Dataset items
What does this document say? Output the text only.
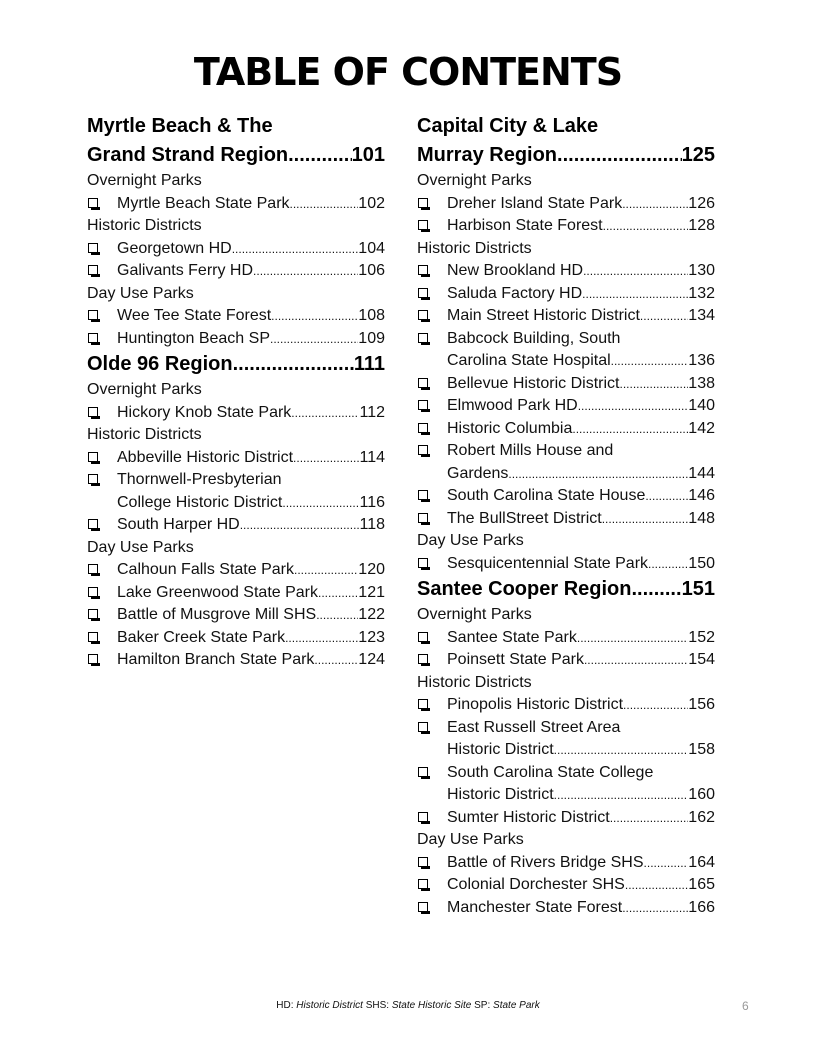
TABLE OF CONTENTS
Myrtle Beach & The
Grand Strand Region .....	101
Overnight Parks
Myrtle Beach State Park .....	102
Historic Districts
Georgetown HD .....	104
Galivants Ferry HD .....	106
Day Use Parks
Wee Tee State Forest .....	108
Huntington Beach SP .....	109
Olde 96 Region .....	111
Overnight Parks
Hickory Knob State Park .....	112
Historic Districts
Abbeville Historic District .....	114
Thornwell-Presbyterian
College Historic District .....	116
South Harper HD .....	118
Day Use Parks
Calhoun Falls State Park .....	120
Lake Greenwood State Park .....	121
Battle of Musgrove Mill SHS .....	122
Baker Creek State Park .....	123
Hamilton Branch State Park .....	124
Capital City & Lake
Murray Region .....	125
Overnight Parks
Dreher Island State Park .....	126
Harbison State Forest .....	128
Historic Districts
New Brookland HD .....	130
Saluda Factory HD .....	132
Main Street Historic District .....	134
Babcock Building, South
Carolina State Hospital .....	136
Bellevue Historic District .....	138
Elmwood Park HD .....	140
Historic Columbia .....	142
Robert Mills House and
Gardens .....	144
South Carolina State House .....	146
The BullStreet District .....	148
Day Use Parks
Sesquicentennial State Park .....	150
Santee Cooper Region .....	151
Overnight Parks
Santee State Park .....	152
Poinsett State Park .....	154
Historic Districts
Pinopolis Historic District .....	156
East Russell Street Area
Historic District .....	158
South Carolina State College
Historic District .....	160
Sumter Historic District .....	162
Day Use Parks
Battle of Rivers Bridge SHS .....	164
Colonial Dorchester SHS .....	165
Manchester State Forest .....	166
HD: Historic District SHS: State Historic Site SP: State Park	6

* * *

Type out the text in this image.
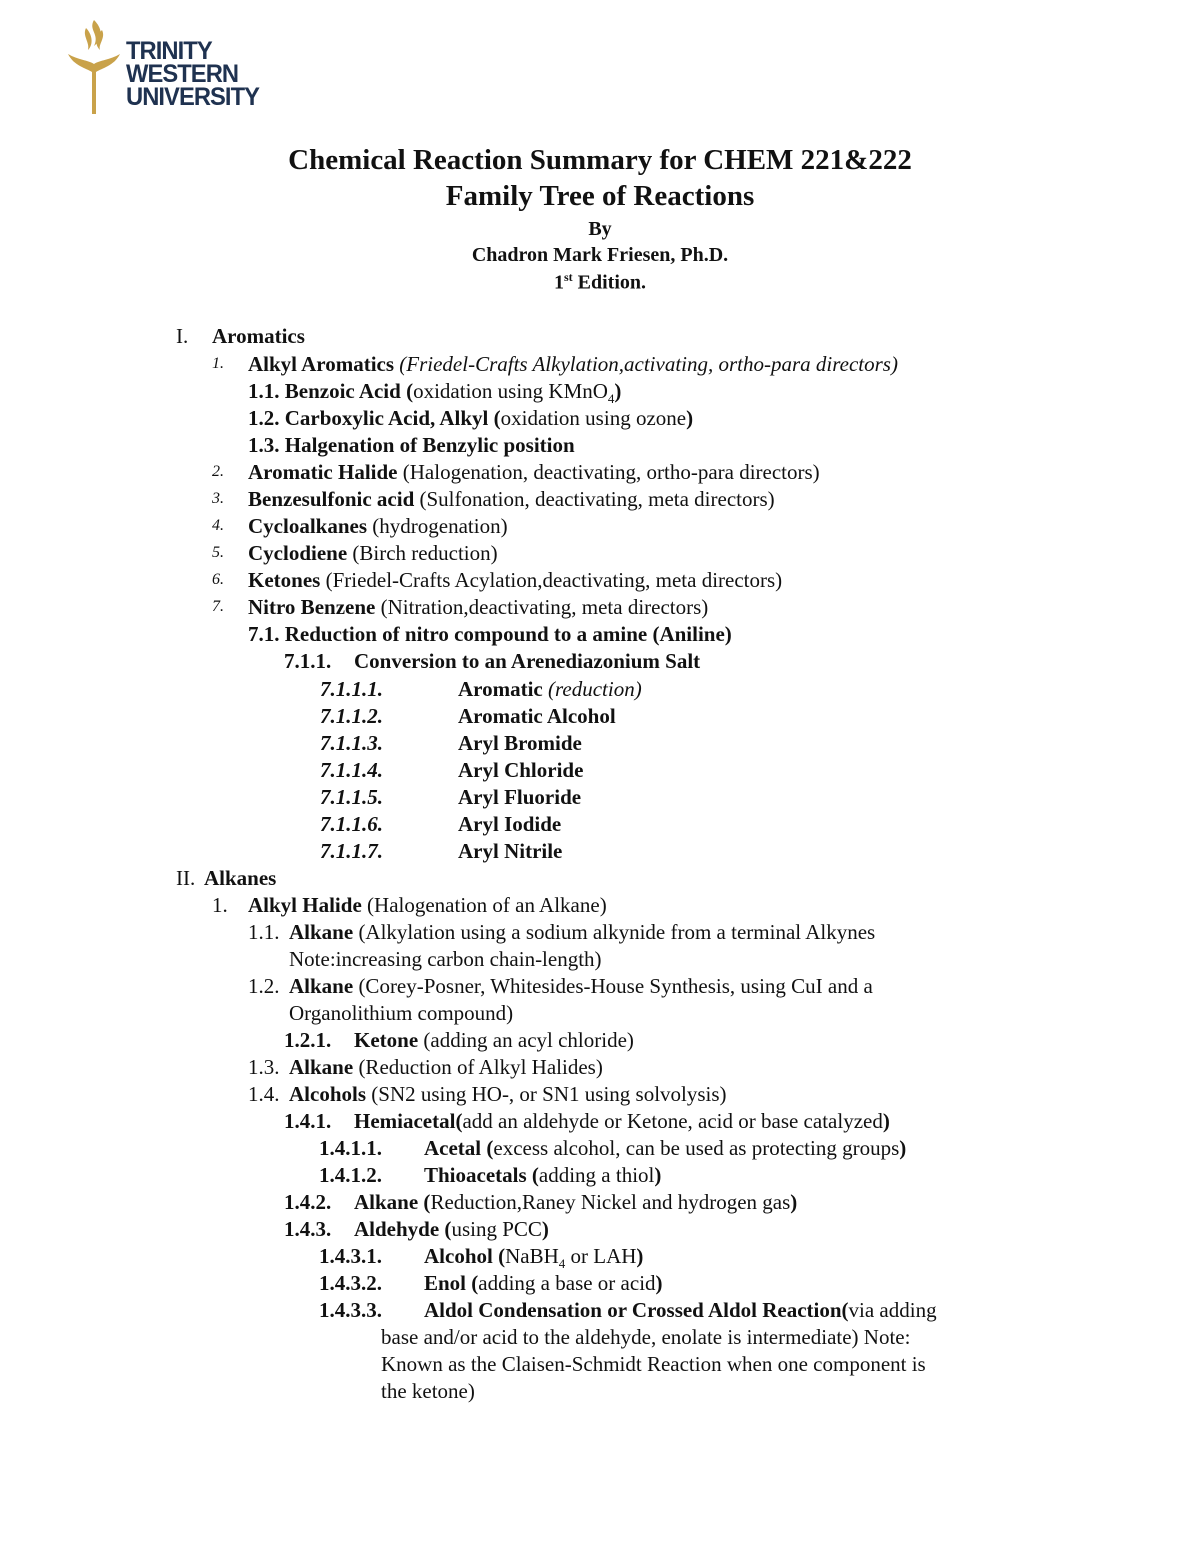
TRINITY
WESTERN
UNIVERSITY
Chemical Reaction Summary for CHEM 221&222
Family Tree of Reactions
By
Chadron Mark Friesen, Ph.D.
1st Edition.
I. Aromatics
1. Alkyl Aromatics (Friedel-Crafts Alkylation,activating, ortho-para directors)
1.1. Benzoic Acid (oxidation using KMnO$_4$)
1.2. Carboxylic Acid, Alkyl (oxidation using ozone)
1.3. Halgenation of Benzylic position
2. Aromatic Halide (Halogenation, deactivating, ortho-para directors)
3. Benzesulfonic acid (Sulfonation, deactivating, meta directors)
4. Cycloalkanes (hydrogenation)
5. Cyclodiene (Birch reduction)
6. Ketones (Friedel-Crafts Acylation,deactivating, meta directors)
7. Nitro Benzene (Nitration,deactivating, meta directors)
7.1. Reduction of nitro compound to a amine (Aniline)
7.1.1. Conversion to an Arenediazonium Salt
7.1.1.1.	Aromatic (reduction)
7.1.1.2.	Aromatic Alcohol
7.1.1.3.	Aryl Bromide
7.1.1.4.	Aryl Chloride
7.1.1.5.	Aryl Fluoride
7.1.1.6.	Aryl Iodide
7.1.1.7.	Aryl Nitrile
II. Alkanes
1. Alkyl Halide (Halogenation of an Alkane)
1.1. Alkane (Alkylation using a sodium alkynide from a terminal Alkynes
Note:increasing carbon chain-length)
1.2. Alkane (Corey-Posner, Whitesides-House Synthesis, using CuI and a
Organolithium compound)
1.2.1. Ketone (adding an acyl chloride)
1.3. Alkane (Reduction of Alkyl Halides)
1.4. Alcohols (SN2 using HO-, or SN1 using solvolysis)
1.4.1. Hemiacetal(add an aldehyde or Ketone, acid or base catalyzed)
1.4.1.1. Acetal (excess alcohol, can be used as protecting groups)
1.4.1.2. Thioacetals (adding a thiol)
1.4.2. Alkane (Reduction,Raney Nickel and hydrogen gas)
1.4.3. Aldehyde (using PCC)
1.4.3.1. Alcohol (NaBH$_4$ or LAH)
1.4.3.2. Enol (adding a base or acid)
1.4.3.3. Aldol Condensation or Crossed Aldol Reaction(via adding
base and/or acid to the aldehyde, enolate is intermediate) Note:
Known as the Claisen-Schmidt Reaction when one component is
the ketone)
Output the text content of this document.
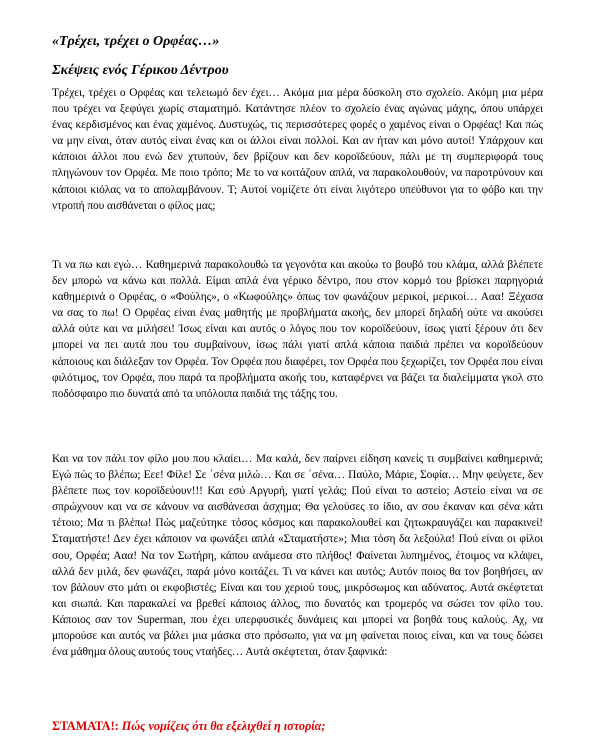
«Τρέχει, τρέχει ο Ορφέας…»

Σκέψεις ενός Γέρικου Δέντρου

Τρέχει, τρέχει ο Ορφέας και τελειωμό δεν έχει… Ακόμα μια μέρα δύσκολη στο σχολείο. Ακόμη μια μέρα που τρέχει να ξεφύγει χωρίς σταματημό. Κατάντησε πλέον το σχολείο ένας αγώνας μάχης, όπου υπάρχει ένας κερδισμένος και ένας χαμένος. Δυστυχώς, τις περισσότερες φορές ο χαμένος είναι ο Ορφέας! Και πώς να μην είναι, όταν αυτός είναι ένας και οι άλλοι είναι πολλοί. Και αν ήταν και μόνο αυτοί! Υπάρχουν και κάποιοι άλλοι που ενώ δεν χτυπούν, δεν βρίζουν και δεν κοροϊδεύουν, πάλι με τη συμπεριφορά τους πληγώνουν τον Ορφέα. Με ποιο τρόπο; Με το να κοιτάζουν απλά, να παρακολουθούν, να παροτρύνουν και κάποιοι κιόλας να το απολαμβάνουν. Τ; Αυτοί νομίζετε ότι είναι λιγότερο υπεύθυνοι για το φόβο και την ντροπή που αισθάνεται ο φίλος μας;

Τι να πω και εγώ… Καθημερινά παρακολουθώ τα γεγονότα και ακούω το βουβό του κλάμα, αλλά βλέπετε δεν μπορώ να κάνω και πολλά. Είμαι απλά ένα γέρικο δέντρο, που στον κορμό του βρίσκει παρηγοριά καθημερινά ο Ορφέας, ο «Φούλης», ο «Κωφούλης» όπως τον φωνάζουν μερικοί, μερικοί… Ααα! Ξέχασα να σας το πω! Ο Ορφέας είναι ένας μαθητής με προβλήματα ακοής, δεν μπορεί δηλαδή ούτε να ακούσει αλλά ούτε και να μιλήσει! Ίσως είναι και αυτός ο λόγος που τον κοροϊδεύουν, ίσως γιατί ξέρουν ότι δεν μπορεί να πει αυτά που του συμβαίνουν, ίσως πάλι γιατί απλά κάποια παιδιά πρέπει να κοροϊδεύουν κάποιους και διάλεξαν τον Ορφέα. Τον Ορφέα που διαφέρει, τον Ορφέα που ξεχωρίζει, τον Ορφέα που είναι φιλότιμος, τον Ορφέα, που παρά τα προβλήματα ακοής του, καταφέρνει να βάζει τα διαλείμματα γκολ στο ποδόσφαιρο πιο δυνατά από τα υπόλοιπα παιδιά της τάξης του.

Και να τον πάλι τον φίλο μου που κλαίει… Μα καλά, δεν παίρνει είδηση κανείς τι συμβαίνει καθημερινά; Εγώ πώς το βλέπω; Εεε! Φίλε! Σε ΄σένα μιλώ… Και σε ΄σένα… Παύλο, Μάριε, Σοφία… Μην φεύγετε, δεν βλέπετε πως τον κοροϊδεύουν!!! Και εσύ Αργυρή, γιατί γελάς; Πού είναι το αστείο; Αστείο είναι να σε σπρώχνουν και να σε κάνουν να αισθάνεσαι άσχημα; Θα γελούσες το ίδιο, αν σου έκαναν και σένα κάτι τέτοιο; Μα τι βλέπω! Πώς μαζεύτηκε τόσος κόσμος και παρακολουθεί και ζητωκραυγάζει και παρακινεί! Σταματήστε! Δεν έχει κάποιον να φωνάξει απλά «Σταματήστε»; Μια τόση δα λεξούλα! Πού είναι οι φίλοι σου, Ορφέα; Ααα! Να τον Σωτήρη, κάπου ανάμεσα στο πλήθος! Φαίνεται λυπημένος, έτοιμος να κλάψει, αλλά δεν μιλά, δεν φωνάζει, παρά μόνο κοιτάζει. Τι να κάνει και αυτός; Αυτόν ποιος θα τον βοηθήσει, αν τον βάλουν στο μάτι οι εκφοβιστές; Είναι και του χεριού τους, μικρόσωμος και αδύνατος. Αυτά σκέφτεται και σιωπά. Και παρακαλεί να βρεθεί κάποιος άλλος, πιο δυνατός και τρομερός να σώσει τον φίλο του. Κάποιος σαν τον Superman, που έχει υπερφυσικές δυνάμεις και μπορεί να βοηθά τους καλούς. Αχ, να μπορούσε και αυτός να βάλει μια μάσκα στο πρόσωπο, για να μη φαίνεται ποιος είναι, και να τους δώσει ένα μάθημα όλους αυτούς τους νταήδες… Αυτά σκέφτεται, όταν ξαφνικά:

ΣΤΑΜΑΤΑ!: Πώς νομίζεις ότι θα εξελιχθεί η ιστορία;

__Required task__.
The answer is one number: how many lines of the material above contain "para".

__Task answer__.
2